(Data items)
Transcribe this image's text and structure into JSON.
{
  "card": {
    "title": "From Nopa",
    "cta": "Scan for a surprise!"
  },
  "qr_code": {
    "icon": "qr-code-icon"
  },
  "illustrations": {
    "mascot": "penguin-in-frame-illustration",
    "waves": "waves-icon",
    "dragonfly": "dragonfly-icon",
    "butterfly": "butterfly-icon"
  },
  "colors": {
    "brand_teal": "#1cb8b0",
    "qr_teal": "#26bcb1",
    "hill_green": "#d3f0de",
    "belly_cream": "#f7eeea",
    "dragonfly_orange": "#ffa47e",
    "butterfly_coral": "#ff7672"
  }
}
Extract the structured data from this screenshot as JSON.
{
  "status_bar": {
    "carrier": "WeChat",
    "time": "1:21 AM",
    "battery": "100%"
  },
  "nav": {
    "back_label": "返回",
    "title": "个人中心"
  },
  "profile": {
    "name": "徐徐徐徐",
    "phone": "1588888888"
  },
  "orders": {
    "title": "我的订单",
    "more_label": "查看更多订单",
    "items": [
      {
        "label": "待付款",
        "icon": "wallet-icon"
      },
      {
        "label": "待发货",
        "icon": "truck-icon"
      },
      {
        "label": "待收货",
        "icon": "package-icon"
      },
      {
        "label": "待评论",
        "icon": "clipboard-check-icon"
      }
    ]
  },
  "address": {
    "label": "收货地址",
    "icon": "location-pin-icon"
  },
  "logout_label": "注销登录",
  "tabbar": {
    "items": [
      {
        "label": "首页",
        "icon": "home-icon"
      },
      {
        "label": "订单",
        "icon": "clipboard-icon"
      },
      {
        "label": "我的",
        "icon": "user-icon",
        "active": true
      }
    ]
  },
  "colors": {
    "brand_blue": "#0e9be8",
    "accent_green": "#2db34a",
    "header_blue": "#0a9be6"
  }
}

* [YOUR OBJECTIVE]
Go back to the listing above and please repeat it exactly.

* [RESPONSE TO THIS TASK]
Transcribe this image's text and structure into JSON.
{
  "card": {
    "title": "From Nopa",
    "cta": "Scan for a surprise!"
  },
  "qr_code": {
    "icon": "qr-code-icon"
  },
  "illustrations": {
    "mascot": "penguin-in-frame-illustration",
    "waves": "waves-icon",
    "dragonfly": "dragonfly-icon",
    "butterfly": "butterfly-icon"
  },
  "colors": {
    "brand_teal": "#1cb8b0",
    "qr_teal": "#26bcb1",
    "hill_green": "#d3f0de",
    "belly_cream": "#f7eeea",
    "dragonfly_orange": "#ffa47e",
    "butterfly_coral": "#ff7672"
  }
}
Extract the structured data from this screenshot as JSON.
{
  "status_bar": {
    "carrier": "WeChat",
    "time": "1:21 AM",
    "battery": "100%"
  },
  "nav": {
    "back_label": "返回",
    "title": "个人中心"
  },
  "profile": {
    "name": "徐徐徐徐",
    "phone": "1588888888"
  },
  "orders": {
    "title": "我的订单",
    "more_label": "查看更多订单",
    "items": [
      {
        "label": "待付款",
        "icon": "wallet-icon"
      },
      {
        "label": "待发货",
        "icon": "truck-icon"
      },
      {
        "label": "待收货",
        "icon": "package-icon"
      },
      {
        "label": "待评论",
        "icon": "clipboard-check-icon"
      }
    ]
  },
  "address": {
    "label": "收货地址",
    "icon": "location-pin-icon"
  },
  "logout_label": "注销登录",
  "tabbar": {
    "items": [
      {
        "label": "首页",
        "icon": "home-icon"
      },
      {
        "label": "订单",
        "icon": "clipboard-icon"
      },
      {
        "label": "我的",
        "icon": "user-icon",
        "active": true
      }
    ]
  },
  "colors": {
    "brand_blue": "#0e9be8",
    "accent_green": "#2db34a",
    "header_blue": "#0a9be6"
  }
}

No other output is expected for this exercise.